→ **Material for this exercise**
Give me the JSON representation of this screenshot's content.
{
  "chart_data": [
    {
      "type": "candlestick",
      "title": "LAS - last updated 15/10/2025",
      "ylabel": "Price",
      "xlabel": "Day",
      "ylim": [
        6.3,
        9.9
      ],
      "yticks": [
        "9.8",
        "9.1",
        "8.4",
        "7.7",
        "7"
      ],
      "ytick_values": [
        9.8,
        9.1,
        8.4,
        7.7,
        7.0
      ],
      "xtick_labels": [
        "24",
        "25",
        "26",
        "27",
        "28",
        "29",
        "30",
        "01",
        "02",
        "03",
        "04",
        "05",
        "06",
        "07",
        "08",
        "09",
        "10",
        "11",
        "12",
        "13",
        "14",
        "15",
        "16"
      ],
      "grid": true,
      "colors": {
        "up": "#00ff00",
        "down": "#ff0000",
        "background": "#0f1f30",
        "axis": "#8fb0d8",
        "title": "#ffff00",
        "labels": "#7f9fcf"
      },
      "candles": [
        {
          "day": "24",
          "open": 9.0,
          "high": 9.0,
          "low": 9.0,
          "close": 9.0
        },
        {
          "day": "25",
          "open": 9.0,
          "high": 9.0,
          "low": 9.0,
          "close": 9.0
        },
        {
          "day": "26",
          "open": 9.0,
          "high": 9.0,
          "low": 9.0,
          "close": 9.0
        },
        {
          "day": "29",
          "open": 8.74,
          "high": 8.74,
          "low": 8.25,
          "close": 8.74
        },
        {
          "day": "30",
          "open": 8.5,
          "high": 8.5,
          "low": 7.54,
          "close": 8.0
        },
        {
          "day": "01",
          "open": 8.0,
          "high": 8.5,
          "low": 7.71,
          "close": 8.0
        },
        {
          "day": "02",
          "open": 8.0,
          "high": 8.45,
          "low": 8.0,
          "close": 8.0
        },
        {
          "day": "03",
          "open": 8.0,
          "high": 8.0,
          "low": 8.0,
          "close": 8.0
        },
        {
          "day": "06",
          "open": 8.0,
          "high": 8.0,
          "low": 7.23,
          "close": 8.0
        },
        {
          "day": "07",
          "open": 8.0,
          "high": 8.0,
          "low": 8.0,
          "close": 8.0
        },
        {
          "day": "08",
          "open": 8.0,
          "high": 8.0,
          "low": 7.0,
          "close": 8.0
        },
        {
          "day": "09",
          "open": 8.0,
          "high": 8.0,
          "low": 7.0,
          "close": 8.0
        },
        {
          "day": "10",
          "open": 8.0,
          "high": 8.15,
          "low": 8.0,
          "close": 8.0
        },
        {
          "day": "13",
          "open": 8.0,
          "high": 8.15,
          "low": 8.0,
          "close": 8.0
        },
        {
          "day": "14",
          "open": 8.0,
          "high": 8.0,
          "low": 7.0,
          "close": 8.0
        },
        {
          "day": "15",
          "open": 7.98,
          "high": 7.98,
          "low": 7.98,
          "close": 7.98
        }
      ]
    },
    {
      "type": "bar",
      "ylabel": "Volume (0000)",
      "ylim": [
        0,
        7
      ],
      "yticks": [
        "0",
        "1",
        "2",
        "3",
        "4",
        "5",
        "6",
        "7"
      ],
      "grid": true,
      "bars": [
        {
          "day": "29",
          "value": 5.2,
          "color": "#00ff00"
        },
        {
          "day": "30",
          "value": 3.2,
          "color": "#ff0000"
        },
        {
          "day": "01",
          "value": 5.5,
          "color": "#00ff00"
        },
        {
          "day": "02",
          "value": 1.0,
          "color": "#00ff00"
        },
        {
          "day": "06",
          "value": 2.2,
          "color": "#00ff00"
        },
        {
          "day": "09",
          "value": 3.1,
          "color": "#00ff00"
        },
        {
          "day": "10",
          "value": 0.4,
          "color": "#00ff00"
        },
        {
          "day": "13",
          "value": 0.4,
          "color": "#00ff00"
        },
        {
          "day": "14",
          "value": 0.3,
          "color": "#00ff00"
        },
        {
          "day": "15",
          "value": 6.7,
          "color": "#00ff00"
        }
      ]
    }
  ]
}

→ **What the task requires**
Retype the records above exactly.

→ **Correct result**
Give me the JSON representation of this screenshot's content.
{
  "chart_data": [
    {
      "type": "candlestick",
      "title": "LAS - last updated 15/10/2025",
      "ylabel": "Price",
      "xlabel": "Day",
      "ylim": [
        6.3,
        9.9
      ],
      "yticks": [
        "9.8",
        "9.1",
        "8.4",
        "7.7",
        "7"
      ],
      "ytick_values": [
        9.8,
        9.1,
        8.4,
        7.7,
        7.0
      ],
      "xtick_labels": [
        "24",
        "25",
        "26",
        "27",
        "28",
        "29",
        "30",
        "01",
        "02",
        "03",
        "04",
        "05",
        "06",
        "07",
        "08",
        "09",
        "10",
        "11",
        "12",
        "13",
        "14",
        "15",
        "16"
      ],
      "grid": true,
      "colors": {
        "up": "#00ff00",
        "down": "#ff0000",
        "background": "#0f1f30",
        "axis": "#8fb0d8",
        "title": "#ffff00",
        "labels": "#7f9fcf"
      },
      "candles": [
        {
          "day": "24",
          "open": 9.0,
          "high": 9.0,
          "low": 9.0,
          "close": 9.0
        },
        {
          "day": "25",
          "open": 9.0,
          "high": 9.0,
          "low": 9.0,
          "close": 9.0
        },
        {
          "day": "26",
          "open": 9.0,
          "high": 9.0,
          "low": 9.0,
          "close": 9.0
        },
        {
          "day": "29",
          "open": 8.74,
          "high": 8.74,
          "low": 8.25,
          "close": 8.74
        },
        {
          "day": "30",
          "open": 8.5,
          "high": 8.5,
          "low": 7.54,
          "close": 8.0
        },
        {
          "day": "01",
          "open": 8.0,
          "high": 8.5,
          "low": 7.71,
          "close": 8.0
        },
        {
          "day": "02",
          "open": 8.0,
          "high": 8.45,
          "low": 8.0,
          "close": 8.0
        },
        {
          "day": "03",
          "open": 8.0,
          "high": 8.0,
          "low": 8.0,
          "close": 8.0
        },
        {
          "day": "06",
          "open": 8.0,
          "high": 8.0,
          "low": 7.23,
          "close": 8.0
        },
        {
          "day": "07",
          "open": 8.0,
          "high": 8.0,
          "low": 8.0,
          "close": 8.0
        },
        {
          "day": "08",
          "open": 8.0,
          "high": 8.0,
          "low": 7.0,
          "close": 8.0
        },
        {
          "day": "09",
          "open": 8.0,
          "high": 8.0,
          "low": 7.0,
          "close": 8.0
        },
        {
          "day": "10",
          "open": 8.0,
          "high": 8.15,
          "low": 8.0,
          "close": 8.0
        },
        {
          "day": "13",
          "open": 8.0,
          "high": 8.15,
          "low": 8.0,
          "close": 8.0
        },
        {
          "day": "14",
          "open": 8.0,
          "high": 8.0,
          "low": 7.0,
          "close": 8.0
        },
        {
          "day": "15",
          "open": 7.98,
          "high": 7.98,
          "low": 7.98,
          "close": 7.98
        }
      ]
    },
    {
      "type": "bar",
      "ylabel": "Volume (0000)",
      "ylim": [
        0,
        7
      ],
      "yticks": [
        "0",
        "1",
        "2",
        "3",
        "4",
        "5",
        "6",
        "7"
      ],
      "grid": true,
      "bars": [
        {
          "day": "29",
          "value": 5.2,
          "color": "#00ff00"
        },
        {
          "day": "30",
          "value": 3.2,
          "color": "#ff0000"
        },
        {
          "day": "01",
          "value": 5.5,
          "color": "#00ff00"
        },
        {
          "day": "02",
          "value": 1.0,
          "color": "#00ff00"
        },
        {
          "day": "06",
          "value": 2.2,
          "color": "#00ff00"
        },
        {
          "day": "09",
          "value": 3.1,
          "color": "#00ff00"
        },
        {
          "day": "10",
          "value": 0.4,
          "color": "#00ff00"
        },
        {
          "day": "13",
          "value": 0.4,
          "color": "#00ff00"
        },
        {
          "day": "14",
          "value": 0.3,
          "color": "#00ff00"
        },
        {
          "day": "15",
          "value": 6.7,
          "color": "#00ff00"
        }
      ]
    }
  ]
}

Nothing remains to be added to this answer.